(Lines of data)
=-=-=-=-=

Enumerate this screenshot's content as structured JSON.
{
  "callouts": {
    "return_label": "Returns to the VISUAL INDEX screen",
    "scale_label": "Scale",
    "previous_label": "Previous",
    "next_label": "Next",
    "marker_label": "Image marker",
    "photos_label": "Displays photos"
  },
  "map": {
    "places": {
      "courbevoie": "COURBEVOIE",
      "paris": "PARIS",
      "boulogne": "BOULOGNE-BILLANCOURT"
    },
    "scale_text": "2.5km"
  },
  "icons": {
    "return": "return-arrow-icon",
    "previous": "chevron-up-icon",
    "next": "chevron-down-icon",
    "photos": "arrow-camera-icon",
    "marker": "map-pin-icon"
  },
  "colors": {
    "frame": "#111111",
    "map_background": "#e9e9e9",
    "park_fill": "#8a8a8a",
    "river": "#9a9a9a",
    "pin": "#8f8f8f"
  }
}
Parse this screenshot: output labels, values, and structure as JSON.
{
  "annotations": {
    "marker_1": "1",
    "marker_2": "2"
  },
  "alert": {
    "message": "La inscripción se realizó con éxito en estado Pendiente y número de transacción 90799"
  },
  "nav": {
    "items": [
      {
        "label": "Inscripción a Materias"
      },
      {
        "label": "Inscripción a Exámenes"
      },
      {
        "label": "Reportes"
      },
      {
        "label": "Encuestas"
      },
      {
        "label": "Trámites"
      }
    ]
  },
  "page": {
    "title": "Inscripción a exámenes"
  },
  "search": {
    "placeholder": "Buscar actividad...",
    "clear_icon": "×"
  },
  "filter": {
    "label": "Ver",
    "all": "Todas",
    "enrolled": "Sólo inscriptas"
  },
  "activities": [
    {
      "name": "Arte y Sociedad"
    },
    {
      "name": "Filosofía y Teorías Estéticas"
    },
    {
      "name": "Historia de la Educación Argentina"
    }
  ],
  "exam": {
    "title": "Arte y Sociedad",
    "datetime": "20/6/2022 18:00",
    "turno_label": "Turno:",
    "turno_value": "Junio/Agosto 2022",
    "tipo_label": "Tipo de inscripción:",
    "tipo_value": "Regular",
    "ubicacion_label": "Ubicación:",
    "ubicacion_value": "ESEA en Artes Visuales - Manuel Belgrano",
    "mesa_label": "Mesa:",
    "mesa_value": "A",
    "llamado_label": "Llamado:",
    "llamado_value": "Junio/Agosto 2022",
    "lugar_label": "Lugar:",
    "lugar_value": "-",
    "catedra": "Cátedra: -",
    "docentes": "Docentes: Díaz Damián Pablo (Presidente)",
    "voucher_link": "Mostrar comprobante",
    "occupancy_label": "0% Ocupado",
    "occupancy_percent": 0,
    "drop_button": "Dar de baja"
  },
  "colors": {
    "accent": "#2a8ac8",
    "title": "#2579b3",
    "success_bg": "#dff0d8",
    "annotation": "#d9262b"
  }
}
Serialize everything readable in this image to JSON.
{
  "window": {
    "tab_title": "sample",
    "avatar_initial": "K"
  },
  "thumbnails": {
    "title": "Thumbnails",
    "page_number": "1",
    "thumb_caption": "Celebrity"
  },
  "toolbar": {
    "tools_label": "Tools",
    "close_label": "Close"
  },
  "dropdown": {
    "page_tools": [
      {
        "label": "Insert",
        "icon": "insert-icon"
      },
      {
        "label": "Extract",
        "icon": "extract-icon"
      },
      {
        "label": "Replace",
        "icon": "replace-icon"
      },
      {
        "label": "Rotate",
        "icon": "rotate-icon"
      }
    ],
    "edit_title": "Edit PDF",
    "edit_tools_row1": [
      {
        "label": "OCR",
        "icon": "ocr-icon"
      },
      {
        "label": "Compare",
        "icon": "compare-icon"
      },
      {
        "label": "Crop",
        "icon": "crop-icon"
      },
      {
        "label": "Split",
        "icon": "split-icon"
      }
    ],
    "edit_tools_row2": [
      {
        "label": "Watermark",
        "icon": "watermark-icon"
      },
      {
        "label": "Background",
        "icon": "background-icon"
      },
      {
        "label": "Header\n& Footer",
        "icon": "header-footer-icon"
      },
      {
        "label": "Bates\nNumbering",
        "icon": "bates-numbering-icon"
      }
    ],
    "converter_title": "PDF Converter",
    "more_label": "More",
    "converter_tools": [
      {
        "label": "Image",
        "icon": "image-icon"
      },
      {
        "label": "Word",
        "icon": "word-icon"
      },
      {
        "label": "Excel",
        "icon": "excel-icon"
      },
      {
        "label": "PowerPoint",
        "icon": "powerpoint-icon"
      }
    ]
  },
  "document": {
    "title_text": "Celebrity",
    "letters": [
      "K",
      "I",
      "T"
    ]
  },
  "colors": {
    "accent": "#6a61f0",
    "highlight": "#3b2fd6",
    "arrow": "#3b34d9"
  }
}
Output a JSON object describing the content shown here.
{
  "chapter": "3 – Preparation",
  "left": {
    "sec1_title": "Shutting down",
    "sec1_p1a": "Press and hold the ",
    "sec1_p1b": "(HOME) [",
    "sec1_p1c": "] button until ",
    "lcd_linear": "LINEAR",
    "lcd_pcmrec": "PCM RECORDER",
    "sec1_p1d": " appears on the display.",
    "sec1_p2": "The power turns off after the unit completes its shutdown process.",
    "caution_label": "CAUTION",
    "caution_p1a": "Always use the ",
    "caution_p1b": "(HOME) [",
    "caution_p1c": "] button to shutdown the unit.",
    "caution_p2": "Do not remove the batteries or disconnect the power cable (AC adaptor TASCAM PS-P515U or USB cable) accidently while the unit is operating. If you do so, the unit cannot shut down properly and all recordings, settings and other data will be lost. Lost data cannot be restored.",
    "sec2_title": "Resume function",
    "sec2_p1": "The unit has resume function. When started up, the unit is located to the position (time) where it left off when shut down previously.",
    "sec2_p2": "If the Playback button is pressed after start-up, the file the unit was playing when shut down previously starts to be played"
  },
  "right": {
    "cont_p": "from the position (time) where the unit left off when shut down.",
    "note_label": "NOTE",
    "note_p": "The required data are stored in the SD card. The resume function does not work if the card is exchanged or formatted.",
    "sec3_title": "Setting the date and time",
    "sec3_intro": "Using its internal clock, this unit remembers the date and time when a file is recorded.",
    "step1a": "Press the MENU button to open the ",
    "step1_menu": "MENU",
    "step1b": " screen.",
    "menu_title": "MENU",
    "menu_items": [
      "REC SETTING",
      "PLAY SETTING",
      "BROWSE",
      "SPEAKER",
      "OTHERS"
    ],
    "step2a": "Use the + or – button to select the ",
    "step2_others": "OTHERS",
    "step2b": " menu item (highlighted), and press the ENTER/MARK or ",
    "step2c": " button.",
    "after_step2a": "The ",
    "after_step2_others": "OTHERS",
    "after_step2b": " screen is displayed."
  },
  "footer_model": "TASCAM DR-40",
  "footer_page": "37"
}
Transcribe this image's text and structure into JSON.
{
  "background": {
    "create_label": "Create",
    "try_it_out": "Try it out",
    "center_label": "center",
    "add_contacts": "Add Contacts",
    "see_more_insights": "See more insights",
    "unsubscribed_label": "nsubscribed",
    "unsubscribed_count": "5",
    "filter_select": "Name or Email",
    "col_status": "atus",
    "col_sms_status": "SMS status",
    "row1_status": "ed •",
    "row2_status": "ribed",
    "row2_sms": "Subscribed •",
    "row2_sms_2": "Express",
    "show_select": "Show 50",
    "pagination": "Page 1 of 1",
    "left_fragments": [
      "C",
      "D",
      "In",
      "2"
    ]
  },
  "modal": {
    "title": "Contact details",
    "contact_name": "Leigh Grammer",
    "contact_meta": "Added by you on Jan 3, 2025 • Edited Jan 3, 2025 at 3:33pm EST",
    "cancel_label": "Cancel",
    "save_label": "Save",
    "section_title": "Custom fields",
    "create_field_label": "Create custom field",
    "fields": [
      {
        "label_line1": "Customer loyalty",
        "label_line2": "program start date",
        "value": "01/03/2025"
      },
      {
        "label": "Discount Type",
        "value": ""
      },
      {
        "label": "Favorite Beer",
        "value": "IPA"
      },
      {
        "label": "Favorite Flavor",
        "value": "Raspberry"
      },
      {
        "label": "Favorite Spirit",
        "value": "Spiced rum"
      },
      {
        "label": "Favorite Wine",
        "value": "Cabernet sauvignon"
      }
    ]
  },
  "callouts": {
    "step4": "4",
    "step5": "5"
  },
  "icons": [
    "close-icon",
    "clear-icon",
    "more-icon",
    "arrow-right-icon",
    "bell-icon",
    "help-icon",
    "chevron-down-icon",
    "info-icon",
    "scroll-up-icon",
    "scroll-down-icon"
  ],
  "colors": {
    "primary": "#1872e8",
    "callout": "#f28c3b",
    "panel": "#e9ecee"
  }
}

=-=-=-=-=

What to work on: Every line containing the string "Create" must be listed.

Result below:
    "create_label": "Create",
    "create_field_label": "Create custom field",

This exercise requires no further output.